Stored records:
______
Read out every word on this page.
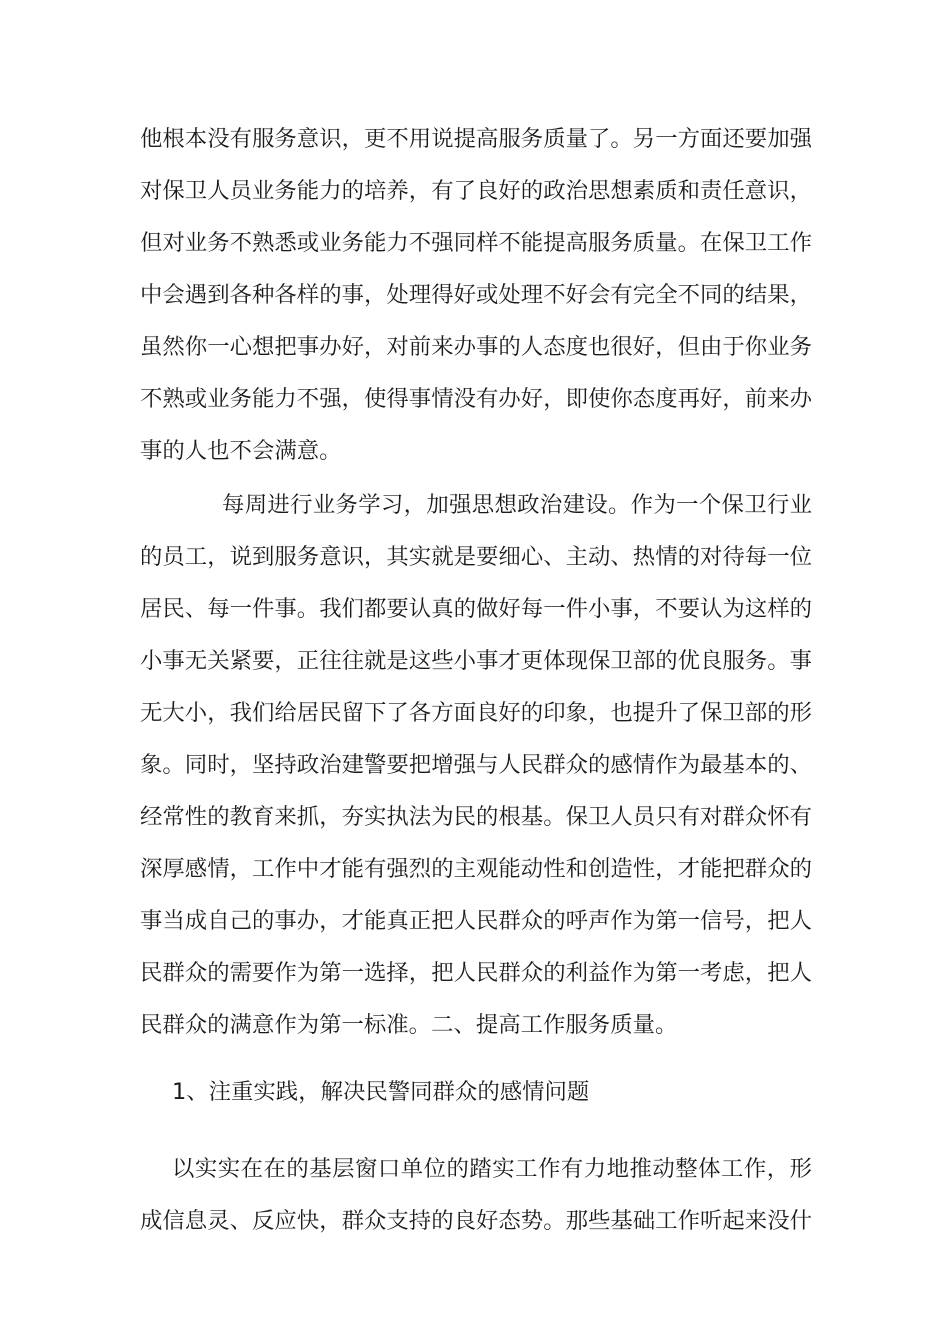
他根本没有服务意识，更不用说提高服务质量了。另一方面还要加强
对保卫人员业务能力的培养，有了良好的政治思想素质和责任意识，
但对业务不熟悉或业务能力不强同样不能提高服务质量。在保卫工作
中会遇到各种各样的事，处理得好或处理不好会有完全不同的结果，
虽然你一心想把事办好，对前来办事的人态度也很好，但由于你业务
不熟或业务能力不强，使得事情没有办好，即使你态度再好，前来办
事的人也不会满意。
每周进行业务学习，加强思想政治建设。作为一个保卫行业
的员工，说到服务意识，其实就是要细心、主动、热情的对待每一位
居民、每一件事。我们都要认真的做好每一件小事，不要认为这样的
小事无关紧要，正往往就是这些小事才更体现保卫部的优良服务。事
无大小，我们给居民留下了各方面良好的印象，也提升了保卫部的形
象。同时，坚持政治建警要把增强与人民群众的感情作为最基本的、
经常性的教育来抓，夯实执法为民的根基。保卫人员只有对群众怀有
深厚感情，工作中才能有强烈的主观能动性和创造性，才能把群众的
事当成自己的事办，才能真正把人民群众的呼声作为第一信号，把人
民群众的需要作为第一选择，把人民群众的利益作为第一考虑，把人
民群众的满意作为第一标准。二、提高工作服务质量。
1、注重实践，解决民警同群众的感情问题
以实实在在的基层窗口单位的踏实工作有力地推动整体工作，形
成信息灵、反应快，群众支持的良好态势。那些基础工作听起来没什
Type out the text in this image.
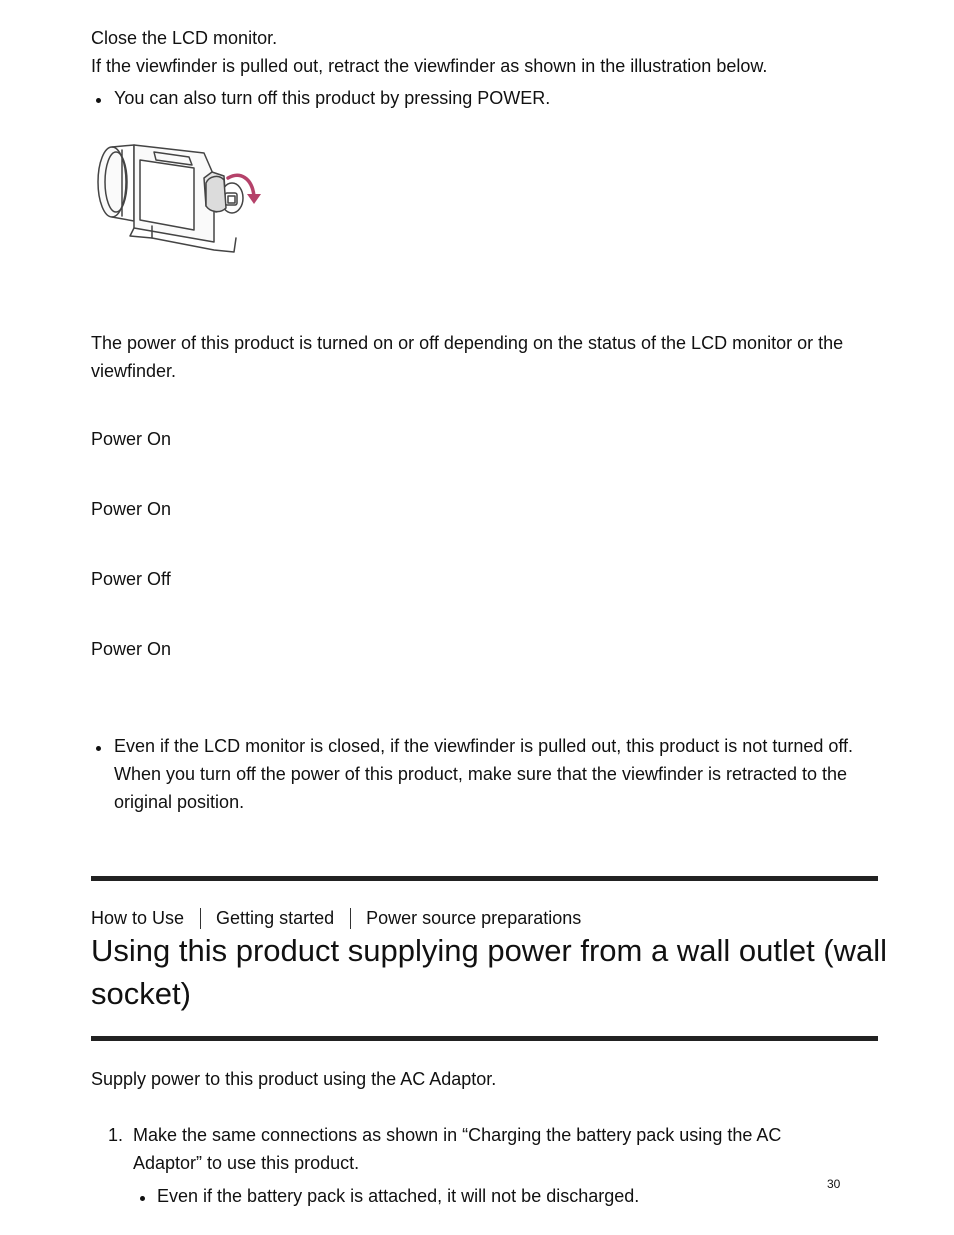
Close the LCD monitor.

If the viewfinder is pulled out, retract the viewfinder as shown in the illustration below.

You can also turn off this product by pressing POWER.

The power of this product is turned on or off depending on the status of the LCD monitor or the viewfinder.

Power On

Power On

Power Off

Power On

Even if the LCD monitor is closed, if the viewfinder is pulled out, this product is not turned off. When you turn off the power of this product, make sure that the viewfinder is retracted to the original position.

How to Use Getting started Power source preparations
Using this product supplying power from a wall outlet (wall socket)

Supply power to this product using the AC Adaptor.

1. Make the same connections as shown in “Charging the battery pack using the AC Adaptor” to use this product.

Even if the battery pack is attached, it will not be discharged.

30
______
#### [DIRECTIONS FOR THIS TASK]
Starting with the line that holds "Type out the text in this image.", retype each line through the last one in the listing above, exactly as written. Do not copy any pictures.

#### [THE SOLUTION]
Type out the text in this image.
Close the LCD monitor.

If the viewfinder is pulled out, retract the viewfinder as shown in the illustration below.

You can also turn off this product by pressing POWER.

The power of this product is turned on or off depending on the status of the LCD monitor or the viewfinder.

Power On

Power On

Power Off

Power On

Even if the LCD monitor is closed, if the viewfinder is pulled out, this product is not turned off. When you turn off the power of this product, make sure that the viewfinder is retracted to the original position.

How to Use Getting started Power source preparations
Using this product supplying power from a wall outlet (wall socket)

Supply power to this product using the AC Adaptor.

1. Make the same connections as shown in “Charging the battery pack using the AC Adaptor” to use this product.

Even if the battery pack is attached, it will not be discharged.

30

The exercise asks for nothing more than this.